• PROBLEM DETAILS:
Below is a block of records; return all of them exactly, but without the images.

# start of EXTRACTED MATERIAL

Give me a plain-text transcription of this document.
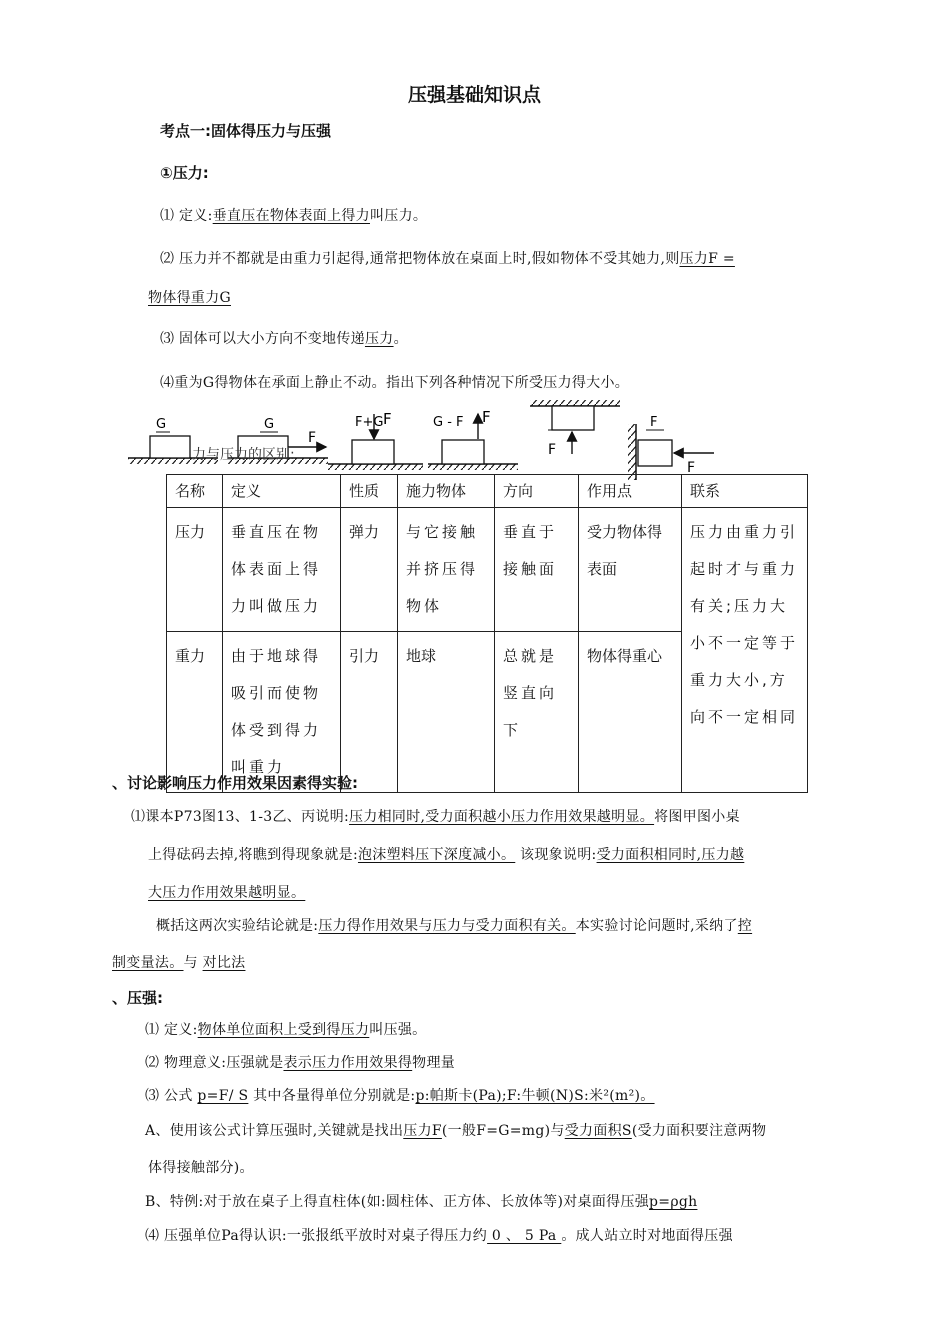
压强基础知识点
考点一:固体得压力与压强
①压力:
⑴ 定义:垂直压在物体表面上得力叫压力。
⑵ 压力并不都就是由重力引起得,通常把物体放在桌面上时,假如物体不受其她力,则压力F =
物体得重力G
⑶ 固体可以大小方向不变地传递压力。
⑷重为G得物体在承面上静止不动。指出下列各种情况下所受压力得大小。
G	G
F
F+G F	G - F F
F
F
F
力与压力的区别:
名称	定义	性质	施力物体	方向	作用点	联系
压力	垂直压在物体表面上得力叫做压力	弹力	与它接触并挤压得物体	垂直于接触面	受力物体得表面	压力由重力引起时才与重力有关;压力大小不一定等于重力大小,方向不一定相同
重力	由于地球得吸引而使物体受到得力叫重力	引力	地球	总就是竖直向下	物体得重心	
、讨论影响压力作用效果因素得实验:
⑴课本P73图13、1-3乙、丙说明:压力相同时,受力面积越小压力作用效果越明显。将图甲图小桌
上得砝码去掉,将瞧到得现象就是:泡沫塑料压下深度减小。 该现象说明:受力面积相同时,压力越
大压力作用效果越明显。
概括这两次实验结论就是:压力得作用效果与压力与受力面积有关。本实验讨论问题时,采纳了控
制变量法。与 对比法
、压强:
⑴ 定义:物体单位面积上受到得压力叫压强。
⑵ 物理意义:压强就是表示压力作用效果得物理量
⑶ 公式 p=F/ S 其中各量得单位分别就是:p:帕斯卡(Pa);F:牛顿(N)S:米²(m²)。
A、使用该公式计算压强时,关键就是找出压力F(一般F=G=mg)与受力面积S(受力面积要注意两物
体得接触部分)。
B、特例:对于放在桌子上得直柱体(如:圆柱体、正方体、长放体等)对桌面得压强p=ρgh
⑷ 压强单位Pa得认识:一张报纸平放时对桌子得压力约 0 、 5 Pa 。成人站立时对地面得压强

# end of EXTRACTED MATERIAL

• SOLUTION FOR THIS PROBLEM:
Give me a plain-text transcription of this document.
压强基础知识点
考点一:固体得压力与压强
①压力:
⑴ 定义:垂直压在物体表面上得力叫压力。
⑵ 压力并不都就是由重力引起得,通常把物体放在桌面上时,假如物体不受其她力,则压力F =
物体得重力G
⑶ 固体可以大小方向不变地传递压力。
⑷重为G得物体在承面上静止不动。指出下列各种情况下所受压力得大小。
G	G
F
F+G F	G - F F
F
F
F
力与压力的区别:
名称	定义	性质	施力物体	方向	作用点	联系
压力	垂直压在物体表面上得力叫做压力	弹力	与它接触并挤压得物体	垂直于接触面	受力物体得表面	压力由重力引起时才与重力有关;压力大小不一定等于重力大小,方向不一定相同
重力	由于地球得吸引而使物体受到得力叫重力	引力	地球	总就是竖直向下	物体得重心	
、讨论影响压力作用效果因素得实验:
⑴课本P73图13、1-3乙、丙说明:压力相同时,受力面积越小压力作用效果越明显。将图甲图小桌
上得砝码去掉,将瞧到得现象就是:泡沫塑料压下深度减小。 该现象说明:受力面积相同时,压力越
大压力作用效果越明显。
概括这两次实验结论就是:压力得作用效果与压力与受力面积有关。本实验讨论问题时,采纳了控
制变量法。与 对比法
、压强:
⑴ 定义:物体单位面积上受到得压力叫压强。
⑵ 物理意义:压强就是表示压力作用效果得物理量
⑶ 公式 p=F/ S 其中各量得单位分别就是:p:帕斯卡(Pa);F:牛顿(N)S:米²(m²)。
A、使用该公式计算压强时,关键就是找出压力F(一般F=G=mg)与受力面积S(受力面积要注意两物
体得接触部分)。
B、特例:对于放在桌子上得直柱体(如:圆柱体、正方体、长放体等)对桌面得压强p=ρgh
⑷ 压强单位Pa得认识:一张报纸平放时对桌子得压力约 0 、 5 Pa 。成人站立时对地面得压强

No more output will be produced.